Would you return the complete listing below word for word?

# # # # # # #

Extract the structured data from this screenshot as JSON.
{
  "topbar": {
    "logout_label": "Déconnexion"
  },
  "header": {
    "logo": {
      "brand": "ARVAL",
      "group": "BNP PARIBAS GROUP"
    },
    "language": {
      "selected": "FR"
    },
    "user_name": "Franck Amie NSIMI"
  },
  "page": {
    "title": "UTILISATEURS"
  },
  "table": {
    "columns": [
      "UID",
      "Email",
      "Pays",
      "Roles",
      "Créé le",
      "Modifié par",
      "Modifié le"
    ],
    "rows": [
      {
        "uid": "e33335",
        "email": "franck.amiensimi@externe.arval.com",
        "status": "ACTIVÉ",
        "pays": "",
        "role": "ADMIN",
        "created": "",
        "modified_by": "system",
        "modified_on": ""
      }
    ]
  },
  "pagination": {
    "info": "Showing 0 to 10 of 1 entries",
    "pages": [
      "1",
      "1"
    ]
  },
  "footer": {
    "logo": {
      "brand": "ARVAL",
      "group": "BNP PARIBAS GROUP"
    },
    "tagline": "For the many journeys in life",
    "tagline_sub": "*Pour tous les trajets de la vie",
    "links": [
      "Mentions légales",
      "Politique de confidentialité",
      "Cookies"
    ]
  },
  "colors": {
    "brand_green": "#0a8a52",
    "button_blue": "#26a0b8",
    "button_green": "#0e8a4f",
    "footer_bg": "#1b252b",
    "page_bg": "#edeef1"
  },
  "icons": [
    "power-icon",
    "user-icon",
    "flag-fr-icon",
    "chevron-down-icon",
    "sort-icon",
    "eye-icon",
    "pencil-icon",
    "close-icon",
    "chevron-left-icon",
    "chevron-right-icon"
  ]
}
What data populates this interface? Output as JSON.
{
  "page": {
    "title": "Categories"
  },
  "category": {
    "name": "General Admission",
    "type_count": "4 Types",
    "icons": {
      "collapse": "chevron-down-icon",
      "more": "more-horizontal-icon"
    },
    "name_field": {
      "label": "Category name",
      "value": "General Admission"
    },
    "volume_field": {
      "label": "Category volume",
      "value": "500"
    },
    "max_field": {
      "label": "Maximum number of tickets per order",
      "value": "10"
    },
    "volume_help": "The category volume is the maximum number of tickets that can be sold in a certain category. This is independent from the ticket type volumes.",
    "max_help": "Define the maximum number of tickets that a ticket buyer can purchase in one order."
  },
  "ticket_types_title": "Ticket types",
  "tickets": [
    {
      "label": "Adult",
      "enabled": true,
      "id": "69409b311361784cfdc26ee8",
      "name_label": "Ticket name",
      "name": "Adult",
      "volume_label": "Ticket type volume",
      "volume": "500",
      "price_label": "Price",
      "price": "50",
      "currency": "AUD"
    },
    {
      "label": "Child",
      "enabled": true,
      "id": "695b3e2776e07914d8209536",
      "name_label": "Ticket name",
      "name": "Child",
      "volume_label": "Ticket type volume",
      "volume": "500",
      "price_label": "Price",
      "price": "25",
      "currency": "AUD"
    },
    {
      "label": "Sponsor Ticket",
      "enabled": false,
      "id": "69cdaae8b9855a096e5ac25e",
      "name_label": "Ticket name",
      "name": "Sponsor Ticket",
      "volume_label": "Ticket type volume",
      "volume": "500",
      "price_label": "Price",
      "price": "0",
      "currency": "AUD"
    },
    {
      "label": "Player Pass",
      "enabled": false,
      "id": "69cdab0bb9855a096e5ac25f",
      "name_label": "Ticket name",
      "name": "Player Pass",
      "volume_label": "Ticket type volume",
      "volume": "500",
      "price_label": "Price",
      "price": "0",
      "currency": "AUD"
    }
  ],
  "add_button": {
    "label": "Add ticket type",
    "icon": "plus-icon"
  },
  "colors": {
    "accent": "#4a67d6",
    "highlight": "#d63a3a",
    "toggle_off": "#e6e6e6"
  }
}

# # # # # # #

■ Solved exercise
Extract the structured data from this screenshot as JSON.
{
  "topbar": {
    "logout_label": "Déconnexion"
  },
  "header": {
    "logo": {
      "brand": "ARVAL",
      "group": "BNP PARIBAS GROUP"
    },
    "language": {
      "selected": "FR"
    },
    "user_name": "Franck Amie NSIMI"
  },
  "page": {
    "title": "UTILISATEURS"
  },
  "table": {
    "columns": [
      "UID",
      "Email",
      "Pays",
      "Roles",
      "Créé le",
      "Modifié par",
      "Modifié le"
    ],
    "rows": [
      {
        "uid": "e33335",
        "email": "franck.amiensimi@externe.arval.com",
        "status": "ACTIVÉ",
        "pays": "",
        "role": "ADMIN",
        "created": "",
        "modified_by": "system",
        "modified_on": ""
      }
    ]
  },
  "pagination": {
    "info": "Showing 0 to 10 of 1 entries",
    "pages": [
      "1",
      "1"
    ]
  },
  "footer": {
    "logo": {
      "brand": "ARVAL",
      "group": "BNP PARIBAS GROUP"
    },
    "tagline": "For the many journeys in life",
    "tagline_sub": "*Pour tous les trajets de la vie",
    "links": [
      "Mentions légales",
      "Politique de confidentialité",
      "Cookies"
    ]
  },
  "colors": {
    "brand_green": "#0a8a52",
    "button_blue": "#26a0b8",
    "button_green": "#0e8a4f",
    "footer_bg": "#1b252b",
    "page_bg": "#edeef1"
  },
  "icons": [
    "power-icon",
    "user-icon",
    "flag-fr-icon",
    "chevron-down-icon",
    "sort-icon",
    "eye-icon",
    "pencil-icon",
    "close-icon",
    "chevron-left-icon",
    "chevron-right-icon"
  ]
}
What data populates this interface? Output as JSON.
{
  "page": {
    "title": "Categories"
  },
  "category": {
    "name": "General Admission",
    "type_count": "4 Types",
    "icons": {
      "collapse": "chevron-down-icon",
      "more": "more-horizontal-icon"
    },
    "name_field": {
      "label": "Category name",
      "value": "General Admission"
    },
    "volume_field": {
      "label": "Category volume",
      "value": "500"
    },
    "max_field": {
      "label": "Maximum number of tickets per order",
      "value": "10"
    },
    "volume_help": "The category volume is the maximum number of tickets that can be sold in a certain category. This is independent from the ticket type volumes.",
    "max_help": "Define the maximum number of tickets that a ticket buyer can purchase in one order."
  },
  "ticket_types_title": "Ticket types",
  "tickets": [
    {
      "label": "Adult",
      "enabled": true,
      "id": "69409b311361784cfdc26ee8",
      "name_label": "Ticket name",
      "name": "Adult",
      "volume_label": "Ticket type volume",
      "volume": "500",
      "price_label": "Price",
      "price": "50",
      "currency": "AUD"
    },
    {
      "label": "Child",
      "enabled": true,
      "id": "695b3e2776e07914d8209536",
      "name_label": "Ticket name",
      "name": "Child",
      "volume_label": "Ticket type volume",
      "volume": "500",
      "price_label": "Price",
      "price": "25",
      "currency": "AUD"
    },
    {
      "label": "Sponsor Ticket",
      "enabled": false,
      "id": "69cdaae8b9855a096e5ac25e",
      "name_label": "Ticket name",
      "name": "Sponsor Ticket",
      "volume_label": "Ticket type volume",
      "volume": "500",
      "price_label": "Price",
      "price": "0",
      "currency": "AUD"
    },
    {
      "label": "Player Pass",
      "enabled": false,
      "id": "69cdab0bb9855a096e5ac25f",
      "name_label": "Ticket name",
      "name": "Player Pass",
      "volume_label": "Ticket type volume",
      "volume": "500",
      "price_label": "Price",
      "price": "0",
      "currency": "AUD"
    }
  ],
  "add_button": {
    "label": "Add ticket type",
    "icon": "plus-icon"
  },
  "colors": {
    "accent": "#4a67d6",
    "highlight": "#d63a3a",
    "toggle_off": "#e6e6e6"
  }
}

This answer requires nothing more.